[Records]
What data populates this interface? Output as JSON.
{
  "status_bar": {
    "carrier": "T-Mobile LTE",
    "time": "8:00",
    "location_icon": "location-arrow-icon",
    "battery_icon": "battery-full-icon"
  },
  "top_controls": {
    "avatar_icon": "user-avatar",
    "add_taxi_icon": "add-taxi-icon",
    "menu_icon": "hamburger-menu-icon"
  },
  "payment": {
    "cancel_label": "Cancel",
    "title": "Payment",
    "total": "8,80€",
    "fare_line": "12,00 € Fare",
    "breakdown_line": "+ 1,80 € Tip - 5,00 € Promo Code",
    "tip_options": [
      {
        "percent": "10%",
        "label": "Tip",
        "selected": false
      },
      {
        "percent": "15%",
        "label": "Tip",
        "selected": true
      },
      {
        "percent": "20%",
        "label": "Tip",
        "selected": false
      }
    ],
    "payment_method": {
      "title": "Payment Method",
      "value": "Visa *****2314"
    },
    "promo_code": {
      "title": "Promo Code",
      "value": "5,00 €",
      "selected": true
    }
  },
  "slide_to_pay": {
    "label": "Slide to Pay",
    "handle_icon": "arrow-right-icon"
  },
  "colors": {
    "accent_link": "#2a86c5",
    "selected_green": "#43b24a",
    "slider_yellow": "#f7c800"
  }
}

## [What you should do]
Once more, set down the full listing, verbatim.

## [Full answer]
What data populates this interface? Output as JSON.
{
  "status_bar": {
    "carrier": "T-Mobile LTE",
    "time": "8:00",
    "location_icon": "location-arrow-icon",
    "battery_icon": "battery-full-icon"
  },
  "top_controls": {
    "avatar_icon": "user-avatar",
    "add_taxi_icon": "add-taxi-icon",
    "menu_icon": "hamburger-menu-icon"
  },
  "payment": {
    "cancel_label": "Cancel",
    "title": "Payment",
    "total": "8,80€",
    "fare_line": "12,00 € Fare",
    "breakdown_line": "+ 1,80 € Tip - 5,00 € Promo Code",
    "tip_options": [
      {
        "percent": "10%",
        "label": "Tip",
        "selected": false
      },
      {
        "percent": "15%",
        "label": "Tip",
        "selected": true
      },
      {
        "percent": "20%",
        "label": "Tip",
        "selected": false
      }
    ],
    "payment_method": {
      "title": "Payment Method",
      "value": "Visa *****2314"
    },
    "promo_code": {
      "title": "Promo Code",
      "value": "5,00 €",
      "selected": true
    }
  },
  "slide_to_pay": {
    "label": "Slide to Pay",
    "handle_icon": "arrow-right-icon"
  },
  "colors": {
    "accent_link": "#2a86c5",
    "selected_green": "#43b24a",
    "slider_yellow": "#f7c800"
  }
}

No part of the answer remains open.